Direction: Only the lines from the one containing "What's the underlying" to the end of the records belong in the output; print them exactly.

Source data:
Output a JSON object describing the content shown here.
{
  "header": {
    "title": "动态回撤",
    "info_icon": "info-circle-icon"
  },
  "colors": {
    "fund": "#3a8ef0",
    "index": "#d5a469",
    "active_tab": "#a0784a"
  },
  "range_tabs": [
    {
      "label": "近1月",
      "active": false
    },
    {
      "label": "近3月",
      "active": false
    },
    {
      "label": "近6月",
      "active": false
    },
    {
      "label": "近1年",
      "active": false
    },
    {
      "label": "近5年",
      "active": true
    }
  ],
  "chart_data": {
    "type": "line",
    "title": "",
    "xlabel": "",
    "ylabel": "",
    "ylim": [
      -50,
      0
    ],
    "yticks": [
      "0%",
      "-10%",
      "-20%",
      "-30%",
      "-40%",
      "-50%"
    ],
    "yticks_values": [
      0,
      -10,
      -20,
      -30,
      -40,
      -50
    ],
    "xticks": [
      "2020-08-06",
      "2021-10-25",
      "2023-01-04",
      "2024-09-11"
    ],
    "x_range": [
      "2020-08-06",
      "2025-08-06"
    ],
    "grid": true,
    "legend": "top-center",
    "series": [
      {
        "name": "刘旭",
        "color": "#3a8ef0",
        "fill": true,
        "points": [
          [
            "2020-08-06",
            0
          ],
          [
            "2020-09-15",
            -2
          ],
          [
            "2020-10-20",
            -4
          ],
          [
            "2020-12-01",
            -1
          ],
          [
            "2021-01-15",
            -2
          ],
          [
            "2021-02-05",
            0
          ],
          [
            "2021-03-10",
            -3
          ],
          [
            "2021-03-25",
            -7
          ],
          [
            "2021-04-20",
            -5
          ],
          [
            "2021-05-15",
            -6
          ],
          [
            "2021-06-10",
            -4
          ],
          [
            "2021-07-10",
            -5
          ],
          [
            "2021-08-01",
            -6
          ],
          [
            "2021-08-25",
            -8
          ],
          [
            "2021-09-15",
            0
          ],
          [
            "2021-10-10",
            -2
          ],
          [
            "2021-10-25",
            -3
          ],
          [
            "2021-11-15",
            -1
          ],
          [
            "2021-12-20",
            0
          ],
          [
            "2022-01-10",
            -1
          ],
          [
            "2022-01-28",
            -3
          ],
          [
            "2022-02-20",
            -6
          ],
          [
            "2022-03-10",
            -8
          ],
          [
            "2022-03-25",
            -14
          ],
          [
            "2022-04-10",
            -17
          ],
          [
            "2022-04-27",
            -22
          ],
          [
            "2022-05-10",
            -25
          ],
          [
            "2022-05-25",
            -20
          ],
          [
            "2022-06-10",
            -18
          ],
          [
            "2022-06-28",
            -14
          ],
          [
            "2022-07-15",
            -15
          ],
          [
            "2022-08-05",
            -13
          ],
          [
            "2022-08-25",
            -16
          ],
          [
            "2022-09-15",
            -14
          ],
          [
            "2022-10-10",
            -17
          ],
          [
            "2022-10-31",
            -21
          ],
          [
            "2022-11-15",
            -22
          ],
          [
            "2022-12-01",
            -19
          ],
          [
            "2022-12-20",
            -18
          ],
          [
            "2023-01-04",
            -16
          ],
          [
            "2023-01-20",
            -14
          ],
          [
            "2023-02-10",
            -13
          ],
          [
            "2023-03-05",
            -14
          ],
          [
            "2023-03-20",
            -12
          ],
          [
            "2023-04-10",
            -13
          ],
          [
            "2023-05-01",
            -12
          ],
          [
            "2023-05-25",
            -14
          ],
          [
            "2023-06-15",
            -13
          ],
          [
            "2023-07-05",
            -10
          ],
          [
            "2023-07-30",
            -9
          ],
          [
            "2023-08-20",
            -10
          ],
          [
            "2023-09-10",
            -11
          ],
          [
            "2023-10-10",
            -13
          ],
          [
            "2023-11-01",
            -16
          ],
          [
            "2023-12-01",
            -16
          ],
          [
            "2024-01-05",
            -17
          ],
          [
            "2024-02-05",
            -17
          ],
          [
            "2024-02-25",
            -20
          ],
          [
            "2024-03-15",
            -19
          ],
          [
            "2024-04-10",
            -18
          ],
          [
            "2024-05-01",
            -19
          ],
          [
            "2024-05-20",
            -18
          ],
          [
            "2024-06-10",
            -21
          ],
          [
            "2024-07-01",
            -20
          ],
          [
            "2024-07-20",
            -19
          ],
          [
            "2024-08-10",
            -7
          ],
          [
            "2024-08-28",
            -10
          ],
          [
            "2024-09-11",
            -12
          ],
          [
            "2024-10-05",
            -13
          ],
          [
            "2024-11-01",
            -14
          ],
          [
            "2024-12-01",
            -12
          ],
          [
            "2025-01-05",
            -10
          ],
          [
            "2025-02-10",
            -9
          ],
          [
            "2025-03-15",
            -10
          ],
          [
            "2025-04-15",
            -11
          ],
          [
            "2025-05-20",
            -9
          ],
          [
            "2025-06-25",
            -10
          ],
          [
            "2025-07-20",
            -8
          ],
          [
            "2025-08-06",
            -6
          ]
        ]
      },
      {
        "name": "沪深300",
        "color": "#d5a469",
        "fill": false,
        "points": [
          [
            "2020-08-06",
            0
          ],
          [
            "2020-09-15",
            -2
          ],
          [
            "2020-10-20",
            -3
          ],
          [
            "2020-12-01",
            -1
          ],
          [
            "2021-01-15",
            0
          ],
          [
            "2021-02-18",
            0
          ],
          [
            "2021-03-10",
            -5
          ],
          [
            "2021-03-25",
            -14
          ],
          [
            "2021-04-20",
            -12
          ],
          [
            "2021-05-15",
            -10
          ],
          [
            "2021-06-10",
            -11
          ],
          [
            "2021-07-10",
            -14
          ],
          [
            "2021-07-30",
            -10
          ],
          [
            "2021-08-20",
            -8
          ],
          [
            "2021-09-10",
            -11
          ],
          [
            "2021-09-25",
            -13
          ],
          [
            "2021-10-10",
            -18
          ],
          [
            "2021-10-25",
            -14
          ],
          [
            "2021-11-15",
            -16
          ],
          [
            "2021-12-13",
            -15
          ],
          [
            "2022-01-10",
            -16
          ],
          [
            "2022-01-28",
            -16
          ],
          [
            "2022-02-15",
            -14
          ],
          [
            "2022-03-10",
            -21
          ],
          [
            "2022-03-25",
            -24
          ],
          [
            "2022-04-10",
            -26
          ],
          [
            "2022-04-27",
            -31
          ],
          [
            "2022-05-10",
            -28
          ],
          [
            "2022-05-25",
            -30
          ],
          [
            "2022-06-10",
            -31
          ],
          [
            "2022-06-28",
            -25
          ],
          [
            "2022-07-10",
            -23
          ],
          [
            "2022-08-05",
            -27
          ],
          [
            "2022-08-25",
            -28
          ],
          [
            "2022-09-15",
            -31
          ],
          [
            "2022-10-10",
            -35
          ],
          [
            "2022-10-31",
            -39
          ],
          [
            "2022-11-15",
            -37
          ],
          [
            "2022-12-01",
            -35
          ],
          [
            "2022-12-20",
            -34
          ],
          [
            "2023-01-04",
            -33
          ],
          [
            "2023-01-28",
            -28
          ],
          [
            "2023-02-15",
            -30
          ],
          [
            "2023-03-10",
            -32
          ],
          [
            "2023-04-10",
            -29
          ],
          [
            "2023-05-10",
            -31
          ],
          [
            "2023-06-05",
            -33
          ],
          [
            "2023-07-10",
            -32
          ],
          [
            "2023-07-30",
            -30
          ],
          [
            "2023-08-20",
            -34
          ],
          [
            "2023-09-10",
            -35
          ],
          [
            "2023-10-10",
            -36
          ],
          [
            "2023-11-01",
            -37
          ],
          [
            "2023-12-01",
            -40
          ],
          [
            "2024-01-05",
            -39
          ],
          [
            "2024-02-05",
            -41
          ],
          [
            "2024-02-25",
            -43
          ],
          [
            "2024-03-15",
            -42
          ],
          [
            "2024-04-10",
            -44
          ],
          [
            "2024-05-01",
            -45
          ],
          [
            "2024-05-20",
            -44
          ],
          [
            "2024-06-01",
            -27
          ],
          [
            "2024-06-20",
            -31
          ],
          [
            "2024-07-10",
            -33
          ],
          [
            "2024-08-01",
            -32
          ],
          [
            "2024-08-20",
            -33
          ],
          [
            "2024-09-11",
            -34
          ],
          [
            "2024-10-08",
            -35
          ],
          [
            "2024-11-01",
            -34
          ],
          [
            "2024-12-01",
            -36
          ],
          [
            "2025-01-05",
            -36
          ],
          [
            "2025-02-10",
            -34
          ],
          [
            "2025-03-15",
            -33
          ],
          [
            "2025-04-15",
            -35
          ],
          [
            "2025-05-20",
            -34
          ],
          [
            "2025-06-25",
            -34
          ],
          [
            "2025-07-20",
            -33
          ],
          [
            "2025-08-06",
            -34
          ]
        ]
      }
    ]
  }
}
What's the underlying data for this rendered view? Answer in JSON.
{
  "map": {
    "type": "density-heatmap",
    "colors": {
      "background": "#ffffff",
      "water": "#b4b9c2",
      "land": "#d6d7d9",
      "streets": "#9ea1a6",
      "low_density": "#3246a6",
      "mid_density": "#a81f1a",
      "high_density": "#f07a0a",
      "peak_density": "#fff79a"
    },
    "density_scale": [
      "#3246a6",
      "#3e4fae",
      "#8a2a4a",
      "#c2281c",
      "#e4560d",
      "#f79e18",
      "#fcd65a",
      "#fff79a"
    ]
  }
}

Answer to this task:
What's the underlying data for this rendered view? Answer in JSON.
{
  "map": {
    "type": "density-heatmap",
    "colors": {
      "background": "#ffffff",
      "water": "#b4b9c2",
      "land": "#d6d7d9",
      "streets": "#9ea1a6",
      "low_density": "#3246a6",
      "mid_density": "#a81f1a",
      "high_density": "#f07a0a",
      "peak_density": "#fff79a"
    },
    "density_scale": [
      "#3246a6",
      "#3e4fae",
      "#8a2a4a",
      "#c2281c",
      "#e4560d",
      "#f79e18",
      "#fcd65a",
      "#fff79a"
    ]
  }
}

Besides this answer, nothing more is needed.